- Stated exercise: In this exercise, return only the lines that run from the line with "Convert this screenshot" to the end of the entries below, both included. Pictures are not copied.

***** Extracted entries

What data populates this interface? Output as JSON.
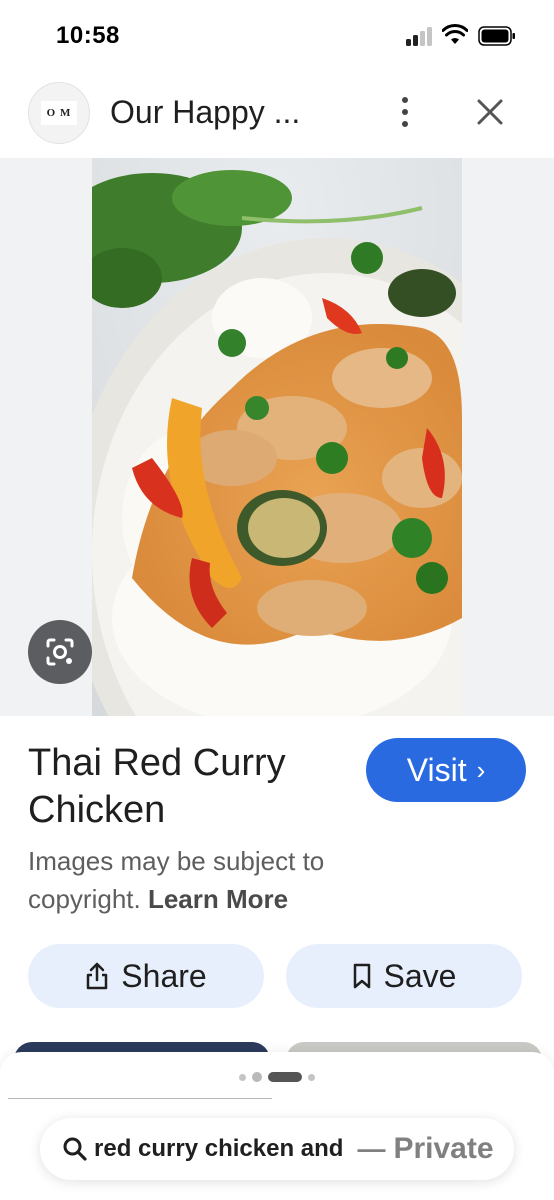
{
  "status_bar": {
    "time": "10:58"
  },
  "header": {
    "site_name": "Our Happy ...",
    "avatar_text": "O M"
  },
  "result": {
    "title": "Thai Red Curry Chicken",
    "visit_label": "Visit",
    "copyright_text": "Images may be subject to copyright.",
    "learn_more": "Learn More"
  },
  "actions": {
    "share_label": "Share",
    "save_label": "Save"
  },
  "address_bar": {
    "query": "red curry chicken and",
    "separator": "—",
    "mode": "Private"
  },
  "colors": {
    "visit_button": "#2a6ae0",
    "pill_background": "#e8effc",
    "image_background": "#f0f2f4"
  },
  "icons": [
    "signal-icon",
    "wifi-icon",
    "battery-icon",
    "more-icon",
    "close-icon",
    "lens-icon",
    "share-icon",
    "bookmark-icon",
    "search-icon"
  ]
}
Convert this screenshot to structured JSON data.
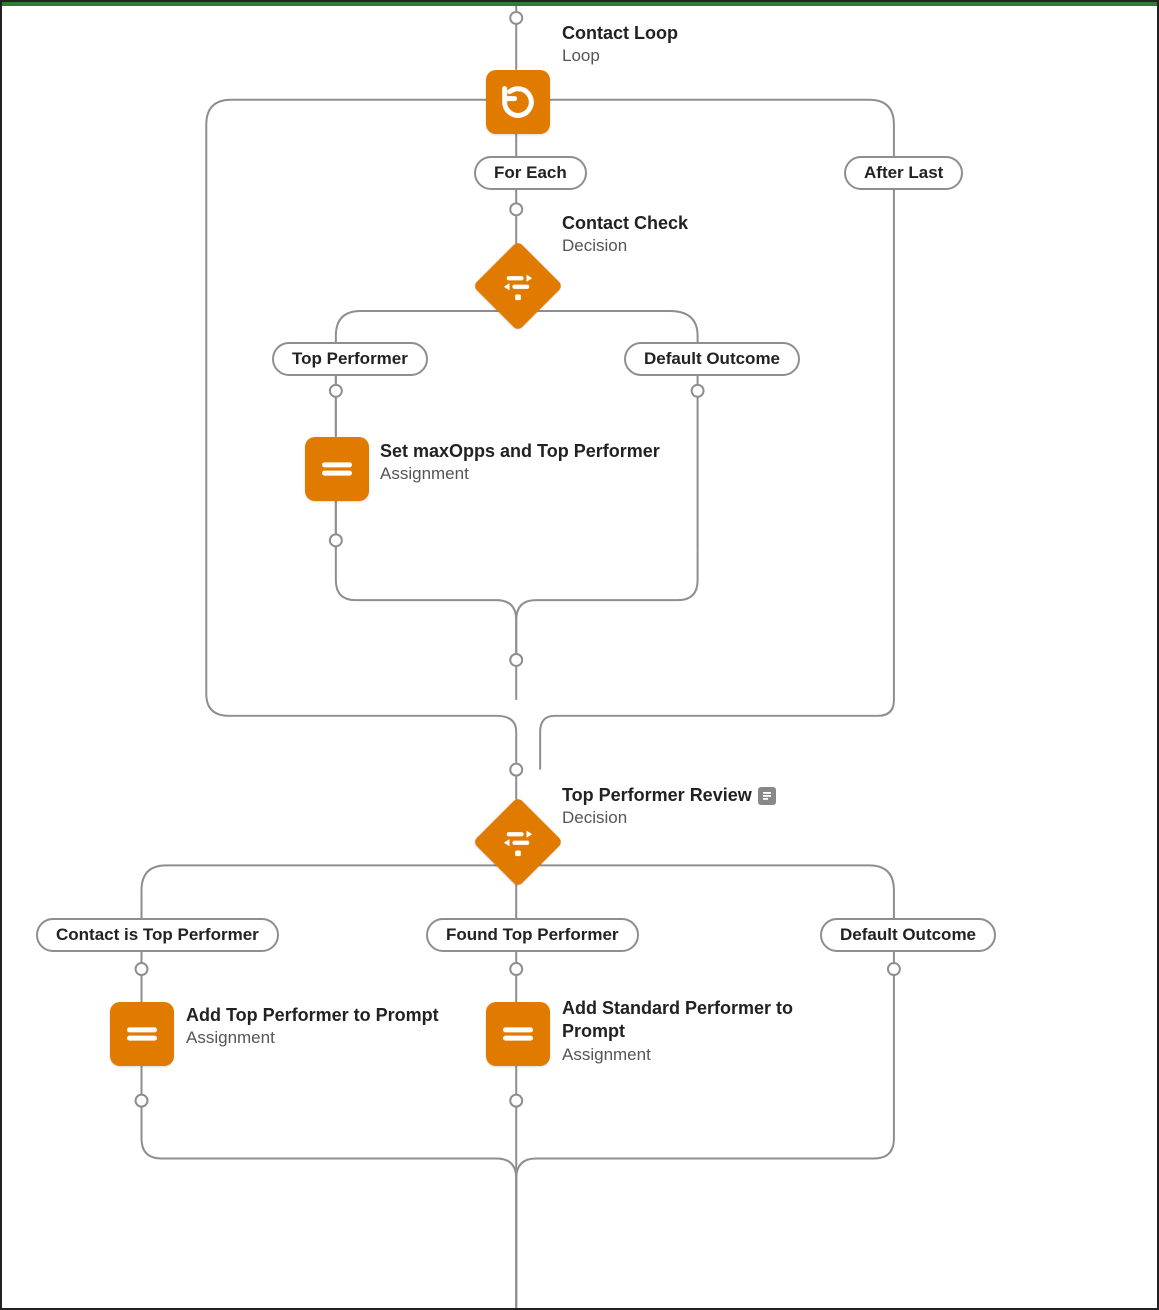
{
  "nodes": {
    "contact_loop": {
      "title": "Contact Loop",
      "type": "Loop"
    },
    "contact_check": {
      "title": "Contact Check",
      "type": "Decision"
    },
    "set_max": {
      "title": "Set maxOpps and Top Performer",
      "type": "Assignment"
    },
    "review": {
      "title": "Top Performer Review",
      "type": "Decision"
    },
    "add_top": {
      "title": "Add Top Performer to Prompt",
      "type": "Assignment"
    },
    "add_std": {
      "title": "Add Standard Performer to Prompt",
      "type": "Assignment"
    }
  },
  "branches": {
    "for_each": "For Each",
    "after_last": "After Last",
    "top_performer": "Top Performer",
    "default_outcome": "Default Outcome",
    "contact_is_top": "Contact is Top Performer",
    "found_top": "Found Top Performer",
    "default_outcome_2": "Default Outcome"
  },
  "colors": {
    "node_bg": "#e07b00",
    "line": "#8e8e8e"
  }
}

**********

- Full response:
Convert this screenshot to structured JSON data.
{
  "nodes": {
    "contact_loop": {
      "title": "Contact Loop",
      "type": "Loop"
    },
    "contact_check": {
      "title": "Contact Check",
      "type": "Decision"
    },
    "set_max": {
      "title": "Set maxOpps and Top Performer",
      "type": "Assignment"
    },
    "review": {
      "title": "Top Performer Review",
      "type": "Decision"
    },
    "add_top": {
      "title": "Add Top Performer to Prompt",
      "type": "Assignment"
    },
    "add_std": {
      "title": "Add Standard Performer to Prompt",
      "type": "Assignment"
    }
  },
  "branches": {
    "for_each": "For Each",
    "after_last": "After Last",
    "top_performer": "Top Performer",
    "default_outcome": "Default Outcome",
    "contact_is_top": "Contact is Top Performer",
    "found_top": "Found Top Performer",
    "default_outcome_2": "Default Outcome"
  },
  "colors": {
    "node_bg": "#e07b00",
    "line": "#8e8e8e"
  }
}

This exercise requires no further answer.